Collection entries
□ □ □ □ □ □ □
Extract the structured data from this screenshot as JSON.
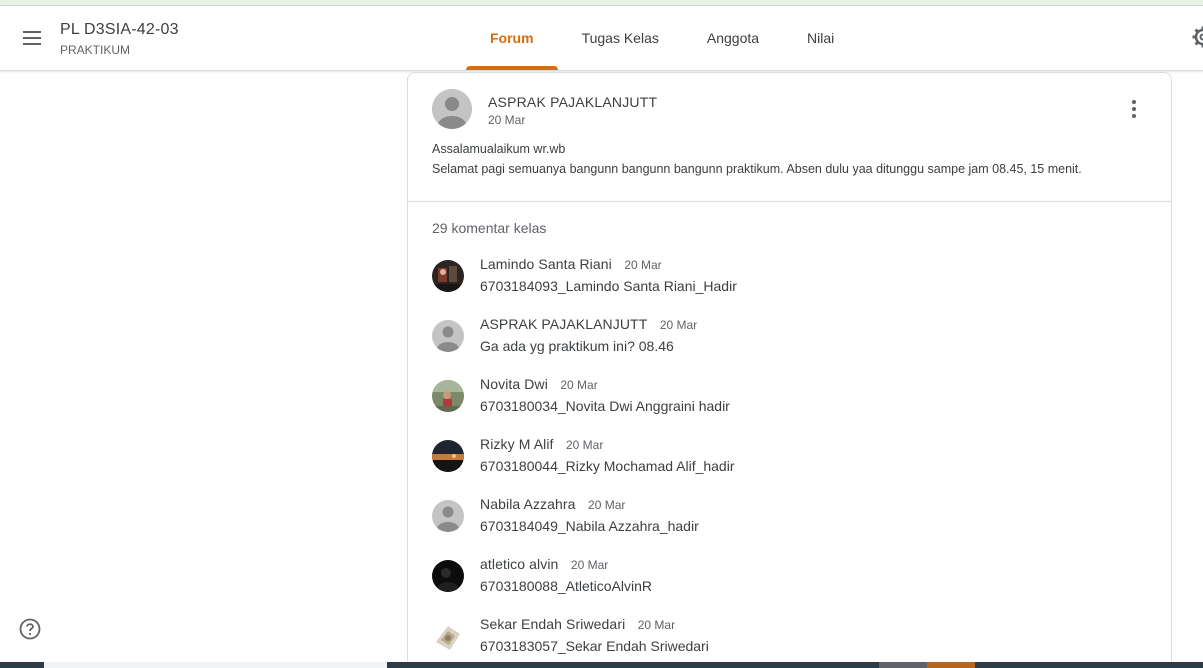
{
  "header": {
    "class_name": "PL D3SIA-42-03",
    "class_section": "PRAKTIKUM",
    "tabs": [
      {
        "label": "Forum",
        "active": true
      },
      {
        "label": "Tugas Kelas",
        "active": false
      },
      {
        "label": "Anggota",
        "active": false
      },
      {
        "label": "Nilai",
        "active": false
      }
    ]
  },
  "post": {
    "author": "ASPRAK PAJAKLANJUTT",
    "date": "20 Mar",
    "body_line1": "Assalamualaikum wr.wb",
    "body_line2": "Selamat pagi semuanya bangunn bangunn bangunn praktikum. Absen dulu yaa ditunggu sampe jam 08.45, 15 menit."
  },
  "comments_header": "29 komentar kelas",
  "comments": [
    {
      "name": "Lamindo Santa Riani",
      "date": "20 Mar",
      "text": "6703184093_Lamindo Santa Riani_Hadir",
      "avatar": "photo-dark-icon"
    },
    {
      "name": "ASPRAK PAJAKLANJUTT",
      "date": "20 Mar",
      "text": "Ga ada yg praktikum ini? 08.46",
      "avatar": "default-person-icon"
    },
    {
      "name": "Novita Dwi",
      "date": "20 Mar",
      "text": "6703180034_Novita Dwi Anggraini hadir",
      "avatar": "photo-outdoor-icon"
    },
    {
      "name": "Rizky M Alif",
      "date": "20 Mar",
      "text": "6703180044_Rizky Mochamad Alif_hadir",
      "avatar": "photo-sunset-icon"
    },
    {
      "name": "Nabila Azzahra",
      "date": "20 Mar",
      "text": "6703184049_Nabila Azzahra_hadir",
      "avatar": "default-person-icon"
    },
    {
      "name": "atletico alvin",
      "date": "20 Mar",
      "text": "6703180088_AtleticoAlvinR",
      "avatar": "photo-black-icon"
    },
    {
      "name": "Sekar Endah Sriwedari",
      "date": "20 Mar",
      "text": "6703183057_Sekar Endah Sriwedari",
      "avatar": "photo-light-icon"
    }
  ],
  "colors": {
    "accent": "#d56e0c",
    "text": "#3c4043",
    "muted": "#5f6368",
    "border": "#dadce0"
  }
}
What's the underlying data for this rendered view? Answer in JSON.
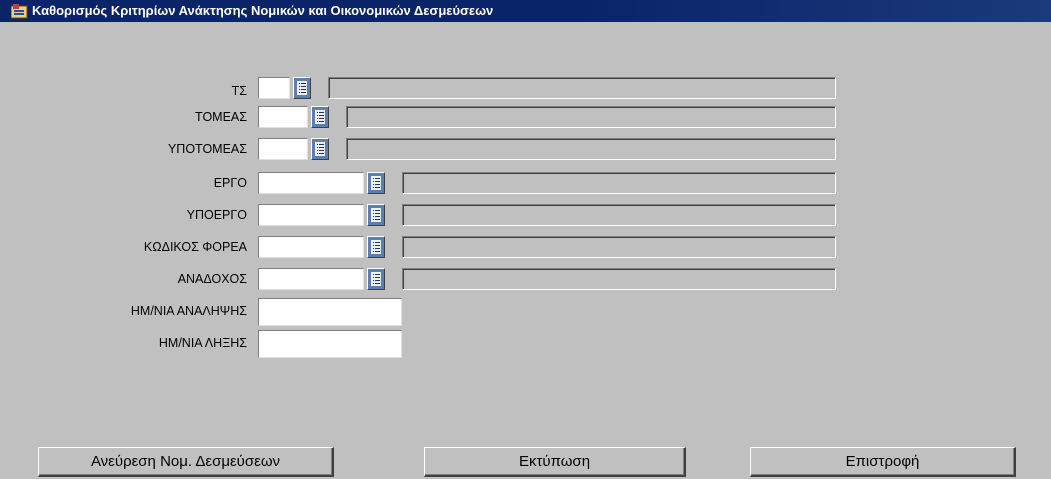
{
  "window": {
    "title": "Καθορισμός Κριτηρίων Ανάκτησης Νομικών και Οικονομικών Δεσμεύσεων",
    "icon": "app-form-icon"
  },
  "fields": [
    {
      "key": "ts",
      "label": "ΤΣ",
      "value": "",
      "has_lov": true
    },
    {
      "key": "tomeas",
      "label": "ΤΟΜΕΑΣ",
      "value": "",
      "has_lov": true
    },
    {
      "key": "ypotomeas",
      "label": "ΥΠΟΤΟΜΕΑΣ",
      "value": "",
      "has_lov": true
    },
    {
      "key": "ergo",
      "label": "ΕΡΓΟ",
      "value": "",
      "has_lov": true
    },
    {
      "key": "ypoergo",
      "label": "ΥΠΟΕΡΓΟ",
      "value": "",
      "has_lov": true
    },
    {
      "key": "kodikos_forea",
      "label": "ΚΩΔΙΚΟΣ ΦΟΡΕΑ",
      "value": "",
      "has_lov": true
    },
    {
      "key": "anadoxos",
      "label": "ΑΝΑΔΟΧΟΣ",
      "value": "",
      "has_lov": true
    },
    {
      "key": "imnia_analipsis",
      "label": "ΗΜ/ΝΙΑ ΑΝΑΛΗΨΗΣ",
      "value": "",
      "has_lov": false
    },
    {
      "key": "imnia_lixis",
      "label": "ΗΜ/ΝΙΑ ΛΗΞΗΣ",
      "value": "",
      "has_lov": false
    }
  ],
  "buttons": {
    "search": "Ανεύρεση Νομ. Δεσμεύσεων",
    "print": "Εκτύπωση",
    "back": "Επιστροφή"
  },
  "colors": {
    "titlebar": "#0a246a",
    "background": "#c0c0c0",
    "lov_button": "#5a7fb0"
  }
}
□ □ □ □ □ □ □
WHAT IS ASKED
Output the entries above exactly. Drop the pictures.

SOLUTION TO THE EXERCISE
Extract the structured data from this screenshot as JSON.
{
  "header": {
    "class_name": "PL D3SIA-42-03",
    "class_section": "PRAKTIKUM",
    "tabs": [
      {
        "label": "Forum",
        "active": true
      },
      {
        "label": "Tugas Kelas",
        "active": false
      },
      {
        "label": "Anggota",
        "active": false
      },
      {
        "label": "Nilai",
        "active": false
      }
    ]
  },
  "post": {
    "author": "ASPRAK PAJAKLANJUTT",
    "date": "20 Mar",
    "body_line1": "Assalamualaikum wr.wb",
    "body_line2": "Selamat pagi semuanya bangunn bangunn bangunn praktikum. Absen dulu yaa ditunggu sampe jam 08.45, 15 menit."
  },
  "comments_header": "29 komentar kelas",
  "comments": [
    {
      "name": "Lamindo Santa Riani",
      "date": "20 Mar",
      "text": "6703184093_Lamindo Santa Riani_Hadir",
      "avatar": "photo-dark-icon"
    },
    {
      "name": "ASPRAK PAJAKLANJUTT",
      "date": "20 Mar",
      "text": "Ga ada yg praktikum ini? 08.46",
      "avatar": "default-person-icon"
    },
    {
      "name": "Novita Dwi",
      "date": "20 Mar",
      "text": "6703180034_Novita Dwi Anggraini hadir",
      "avatar": "photo-outdoor-icon"
    },
    {
      "name": "Rizky M Alif",
      "date": "20 Mar",
      "text": "6703180044_Rizky Mochamad Alif_hadir",
      "avatar": "photo-sunset-icon"
    },
    {
      "name": "Nabila Azzahra",
      "date": "20 Mar",
      "text": "6703184049_Nabila Azzahra_hadir",
      "avatar": "default-person-icon"
    },
    {
      "name": "atletico alvin",
      "date": "20 Mar",
      "text": "6703180088_AtleticoAlvinR",
      "avatar": "photo-black-icon"
    },
    {
      "name": "Sekar Endah Sriwedari",
      "date": "20 Mar",
      "text": "6703183057_Sekar Endah Sriwedari",
      "avatar": "photo-light-icon"
    }
  ],
  "colors": {
    "accent": "#d56e0c",
    "text": "#3c4043",
    "muted": "#5f6368",
    "border": "#dadce0"
  }
}
What's the underlying data for this rendered view? Answer in JSON.
{
  "window": {
    "title": "Καθορισμός Κριτηρίων Ανάκτησης Νομικών και Οικονομικών Δεσμεύσεων",
    "icon": "app-form-icon"
  },
  "fields": [
    {
      "key": "ts",
      "label": "ΤΣ",
      "value": "",
      "has_lov": true
    },
    {
      "key": "tomeas",
      "label": "ΤΟΜΕΑΣ",
      "value": "",
      "has_lov": true
    },
    {
      "key": "ypotomeas",
      "label": "ΥΠΟΤΟΜΕΑΣ",
      "value": "",
      "has_lov": true
    },
    {
      "key": "ergo",
      "label": "ΕΡΓΟ",
      "value": "",
      "has_lov": true
    },
    {
      "key": "ypoergo",
      "label": "ΥΠΟΕΡΓΟ",
      "value": "",
      "has_lov": true
    },
    {
      "key": "kodikos_forea",
      "label": "ΚΩΔΙΚΟΣ ΦΟΡΕΑ",
      "value": "",
      "has_lov": true
    },
    {
      "key": "anadoxos",
      "label": "ΑΝΑΔΟΧΟΣ",
      "value": "",
      "has_lov": true
    },
    {
      "key": "imnia_analipsis",
      "label": "ΗΜ/ΝΙΑ ΑΝΑΛΗΨΗΣ",
      "value": "",
      "has_lov": false
    },
    {
      "key": "imnia_lixis",
      "label": "ΗΜ/ΝΙΑ ΛΗΞΗΣ",
      "value": "",
      "has_lov": false
    }
  ],
  "buttons": {
    "search": "Ανεύρεση Νομ. Δεσμεύσεων",
    "print": "Εκτύπωση",
    "back": "Επιστροφή"
  },
  "colors": {
    "titlebar": "#0a246a",
    "background": "#c0c0c0",
    "lov_button": "#5a7fb0"
  }
}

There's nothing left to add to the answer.